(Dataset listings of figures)
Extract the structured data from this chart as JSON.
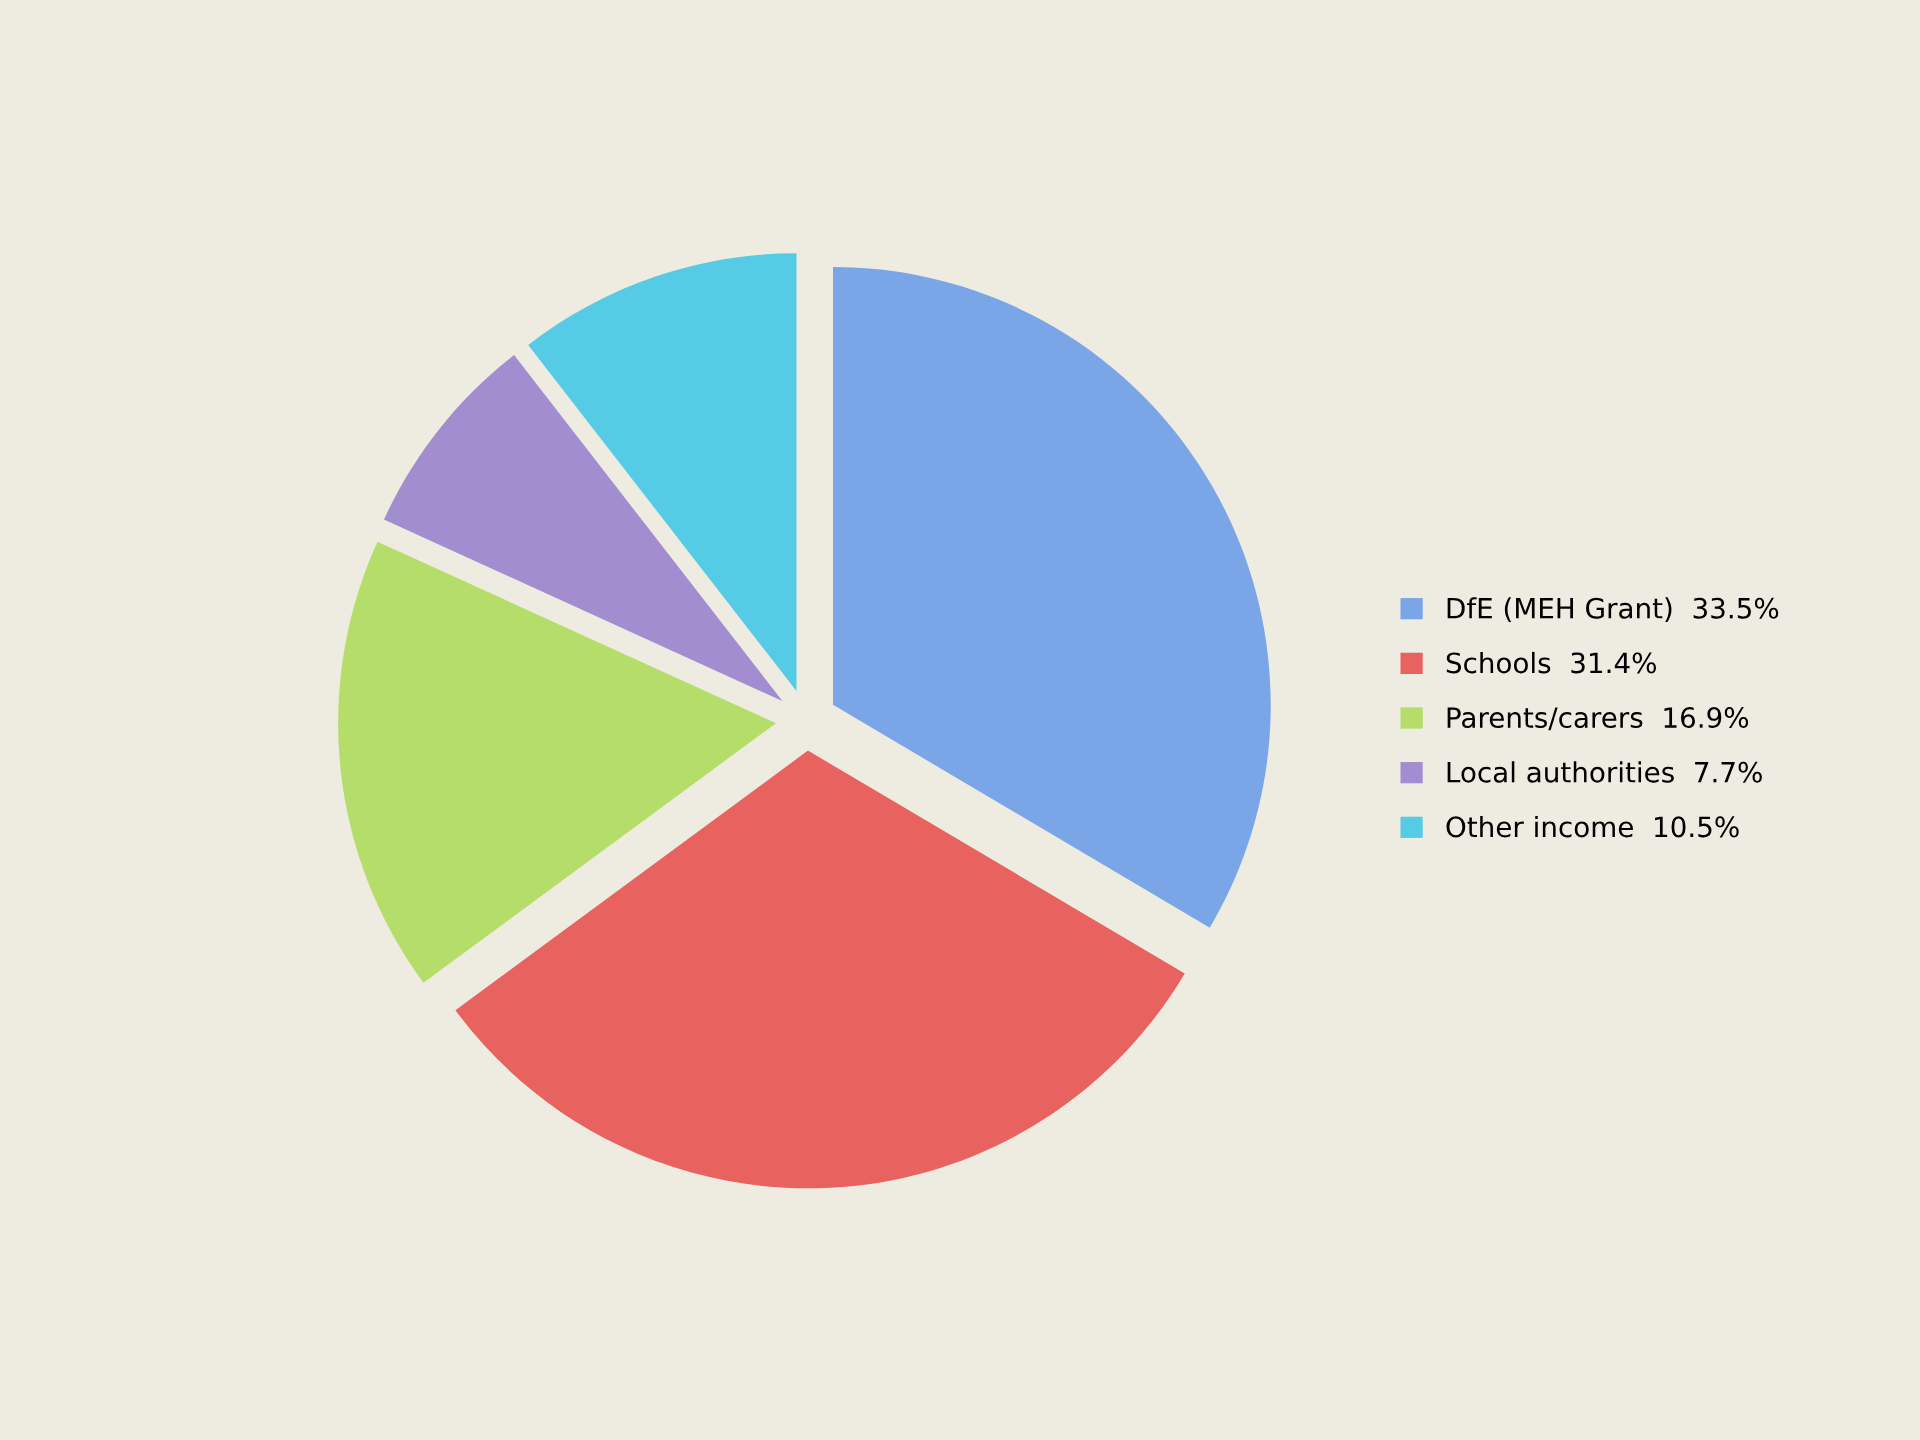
{
  "chart_data": {
    "type": "pie",
    "categories": [
      "DfE (MEH Grant)",
      "Schools",
      "Parents/carers",
      "Local authorities",
      "Other income"
    ],
    "values": [
      33.5,
      31.4,
      16.9,
      7.7,
      10.5
    ],
    "value_labels": [
      "33.5%",
      "31.4%",
      "16.9%",
      "7.7%",
      "10.5%"
    ],
    "colors": [
      "#7aa6e8",
      "#e8635f",
      "#b5dd6a",
      "#a28dd0",
      "#55cbe6"
    ],
    "legend": "right"
  }
}
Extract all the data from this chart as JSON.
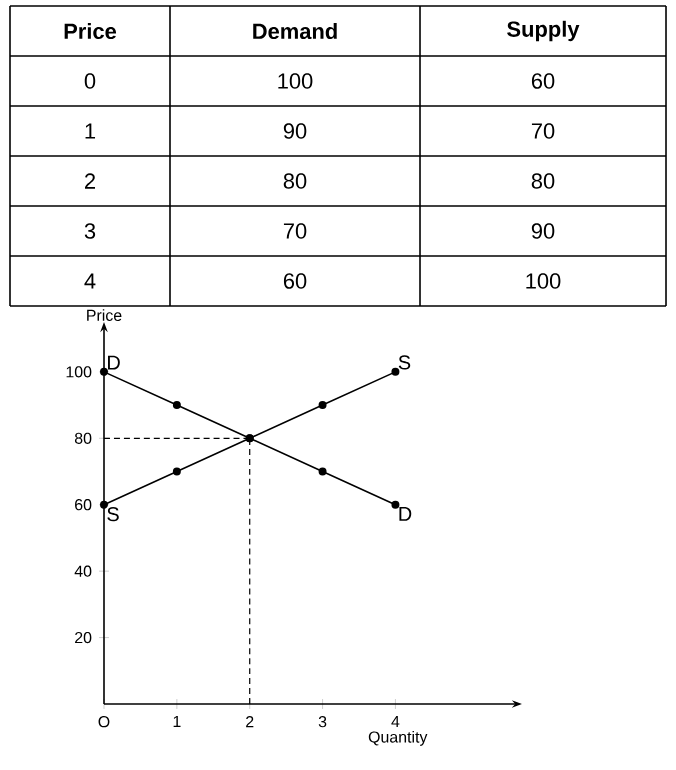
{
  "chart_data": [
    {
      "type": "heatmap",
      "ylabel": "Price",
      "categories": [
        "Demand",
        "Supply"
      ],
      "y_categories": [
        "0",
        "1",
        "2",
        "3",
        "4"
      ],
      "cells": [
        [
          100,
          60
        ],
        [
          90,
          70
        ],
        [
          80,
          80
        ],
        [
          70,
          90
        ],
        [
          60,
          100
        ]
      ],
      "data_labels": true
    },
    {
      "type": "line",
      "xlabel": "Quantity",
      "ylabel": "Price",
      "x": [
        0,
        1,
        2,
        3,
        4
      ],
      "series": [
        {
          "name": "D",
          "color": "#000000",
          "values": [
            100,
            90,
            80,
            70,
            60
          ]
        },
        {
          "name": "S",
          "color": "#000000",
          "values": [
            60,
            70,
            80,
            90,
            100
          ]
        }
      ],
      "xlim": [
        0,
        5.6
      ],
      "ylim": [
        0,
        112
      ],
      "xticks": [
        {
          "value": 0,
          "label": "O"
        },
        1,
        2,
        3,
        4
      ],
      "yticks": [
        20,
        40,
        60,
        80,
        100
      ],
      "ref_lines": [
        {
          "axis": "x",
          "value": 2,
          "line_style": "dashed"
        },
        {
          "axis": "y",
          "value": 80,
          "line_style": "dashed"
        }
      ],
      "annotations": [
        {
          "text": "D",
          "x": 0,
          "y": 100
        },
        {
          "text": "S",
          "x": 0,
          "y": 60
        }
      ],
      "marker": "circle",
      "line_style": "solid"
    }
  ]
}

Brief: Filter the records down to the lines that contain the string "from", and copy those lines.

Final result:
Extract the structured data from this chart as JSON.
Extract all the data from this chart as JSON.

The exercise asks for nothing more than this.